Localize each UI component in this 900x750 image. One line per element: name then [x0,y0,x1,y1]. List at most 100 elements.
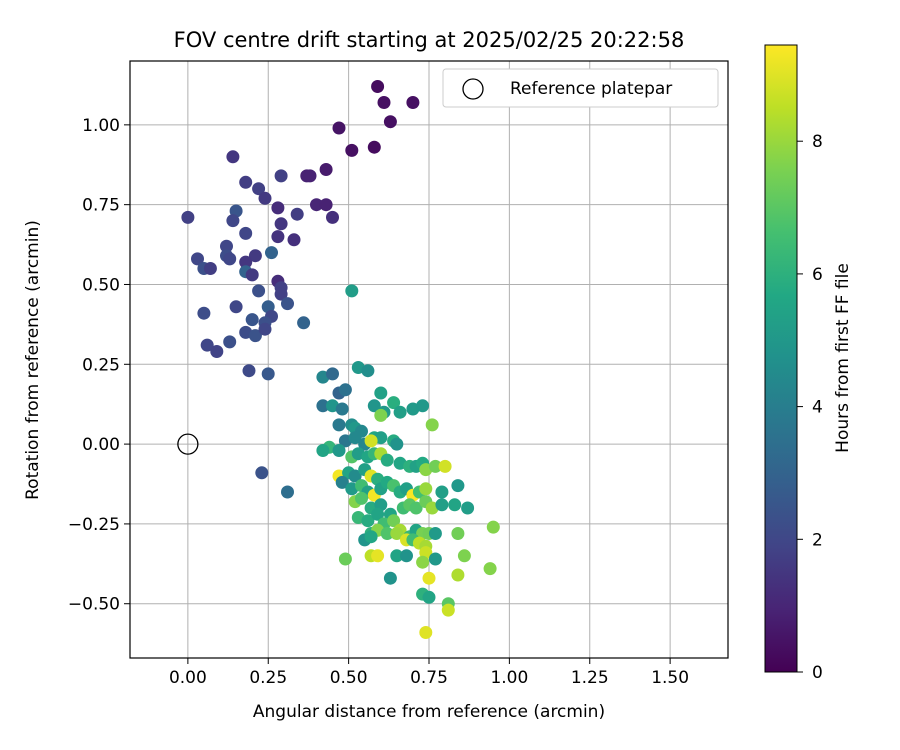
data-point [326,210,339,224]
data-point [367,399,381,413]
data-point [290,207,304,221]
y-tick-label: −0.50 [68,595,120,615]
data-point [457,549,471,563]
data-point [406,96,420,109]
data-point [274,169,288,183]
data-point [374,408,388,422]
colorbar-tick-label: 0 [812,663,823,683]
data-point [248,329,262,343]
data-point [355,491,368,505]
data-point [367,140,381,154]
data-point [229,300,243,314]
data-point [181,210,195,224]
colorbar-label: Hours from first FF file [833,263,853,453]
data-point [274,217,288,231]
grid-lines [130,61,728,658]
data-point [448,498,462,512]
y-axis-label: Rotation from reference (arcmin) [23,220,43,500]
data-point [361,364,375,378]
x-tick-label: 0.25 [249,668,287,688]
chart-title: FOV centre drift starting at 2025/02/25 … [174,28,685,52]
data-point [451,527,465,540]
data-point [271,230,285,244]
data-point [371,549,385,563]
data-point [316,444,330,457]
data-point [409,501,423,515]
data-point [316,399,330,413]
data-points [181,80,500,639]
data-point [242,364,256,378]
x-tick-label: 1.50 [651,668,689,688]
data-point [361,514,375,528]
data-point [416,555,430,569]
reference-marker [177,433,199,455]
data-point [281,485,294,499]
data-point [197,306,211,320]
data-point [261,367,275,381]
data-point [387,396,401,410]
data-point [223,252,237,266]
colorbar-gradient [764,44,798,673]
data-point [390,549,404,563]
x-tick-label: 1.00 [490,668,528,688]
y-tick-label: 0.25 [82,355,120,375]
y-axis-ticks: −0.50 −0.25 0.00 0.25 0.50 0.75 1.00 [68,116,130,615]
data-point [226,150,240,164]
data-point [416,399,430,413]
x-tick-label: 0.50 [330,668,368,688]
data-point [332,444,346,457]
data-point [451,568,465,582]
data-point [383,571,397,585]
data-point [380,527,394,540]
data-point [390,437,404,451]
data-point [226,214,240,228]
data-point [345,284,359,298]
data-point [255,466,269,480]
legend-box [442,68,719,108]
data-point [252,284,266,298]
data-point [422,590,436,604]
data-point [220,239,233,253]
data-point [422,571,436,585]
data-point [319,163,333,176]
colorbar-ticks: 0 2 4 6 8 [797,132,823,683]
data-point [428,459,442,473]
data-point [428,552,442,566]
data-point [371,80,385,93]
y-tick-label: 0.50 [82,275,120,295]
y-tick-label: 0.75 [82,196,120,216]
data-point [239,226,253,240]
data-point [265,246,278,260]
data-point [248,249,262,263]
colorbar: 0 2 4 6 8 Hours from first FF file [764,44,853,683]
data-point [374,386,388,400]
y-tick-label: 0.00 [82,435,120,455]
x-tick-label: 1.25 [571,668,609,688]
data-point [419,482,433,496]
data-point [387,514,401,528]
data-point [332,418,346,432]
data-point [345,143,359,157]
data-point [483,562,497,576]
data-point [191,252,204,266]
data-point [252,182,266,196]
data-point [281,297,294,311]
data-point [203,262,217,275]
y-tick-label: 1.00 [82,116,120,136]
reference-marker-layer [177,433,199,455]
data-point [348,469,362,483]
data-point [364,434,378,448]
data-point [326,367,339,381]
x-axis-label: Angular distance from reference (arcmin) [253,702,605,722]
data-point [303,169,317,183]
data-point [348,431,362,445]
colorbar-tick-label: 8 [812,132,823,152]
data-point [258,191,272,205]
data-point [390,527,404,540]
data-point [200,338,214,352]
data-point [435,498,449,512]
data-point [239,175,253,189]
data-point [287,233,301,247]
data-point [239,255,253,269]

Given task:
Can you write out the records from the line containing "data-point [326,210,339,224]" through the line containing "data-point [416,555,430,569]" again, substituting "x-axis-tick" for "x-tick-label" and leaving everything else unchanged?

Answer to the problem:
data-point [326,210,339,224]
data-point [367,399,381,413]
data-point [290,207,304,221]
y-tick-label: −0.50 [68,595,120,615]
data-point [457,549,471,563]
data-point [406,96,420,109]
data-point [274,169,288,183]
data-point [374,408,388,422]
colorbar-tick-label: 0 [812,663,823,683]
data-point [248,329,262,343]
data-point [355,491,368,505]
data-point [367,140,381,154]
data-point [229,300,243,314]
data-point [181,210,195,224]
colorbar-label: Hours from first FF file [833,263,853,453]
data-point [274,217,288,231]
grid-lines [130,61,728,658]
data-point [448,498,462,512]
y-axis-label: Rotation from reference (arcmin) [23,220,43,500]
data-point [361,364,375,378]
x-axis-tick: 0.25 [249,668,287,688]
chart-title: FOV centre drift starting at 2025/02/25 … [174,28,685,52]
data-point [451,527,465,540]
data-point [271,230,285,244]
data-point [371,549,385,563]
data-point [316,444,330,457]
data-point [409,501,423,515]
data-point [316,399,330,413]
data-points [181,80,500,639]
data-point [242,364,256,378]
x-axis-tick: 1.50 [651,668,689,688]
data-point [361,514,375,528]
data-point [416,555,430,569]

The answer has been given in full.